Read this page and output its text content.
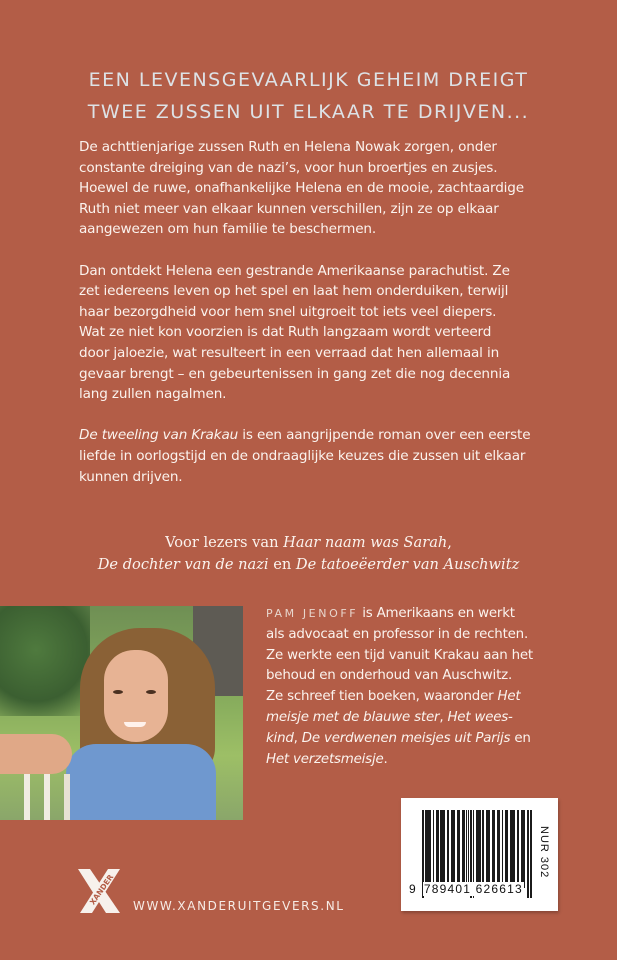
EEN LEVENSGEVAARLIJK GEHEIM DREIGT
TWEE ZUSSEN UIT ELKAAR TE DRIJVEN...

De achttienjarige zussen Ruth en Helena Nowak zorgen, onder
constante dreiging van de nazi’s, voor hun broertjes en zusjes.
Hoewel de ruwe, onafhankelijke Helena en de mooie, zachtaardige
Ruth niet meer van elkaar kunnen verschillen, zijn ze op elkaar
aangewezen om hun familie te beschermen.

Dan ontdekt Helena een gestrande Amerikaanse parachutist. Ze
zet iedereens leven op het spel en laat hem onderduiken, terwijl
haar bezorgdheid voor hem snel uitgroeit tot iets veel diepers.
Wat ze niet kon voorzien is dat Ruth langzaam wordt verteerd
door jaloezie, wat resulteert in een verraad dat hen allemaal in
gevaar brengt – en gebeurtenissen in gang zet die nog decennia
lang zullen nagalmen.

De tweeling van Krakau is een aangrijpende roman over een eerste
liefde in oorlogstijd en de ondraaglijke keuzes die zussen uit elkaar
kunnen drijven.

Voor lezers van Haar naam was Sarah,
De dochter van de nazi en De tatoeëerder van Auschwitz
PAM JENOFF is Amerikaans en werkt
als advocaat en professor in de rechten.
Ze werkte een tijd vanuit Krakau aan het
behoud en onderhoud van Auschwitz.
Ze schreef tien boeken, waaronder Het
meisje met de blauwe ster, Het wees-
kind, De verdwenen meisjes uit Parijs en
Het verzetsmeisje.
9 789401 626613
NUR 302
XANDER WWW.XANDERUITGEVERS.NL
# # #
Problem details: Respond with the number of lines containing "Ruth" and no additional words.

Expected answer: 3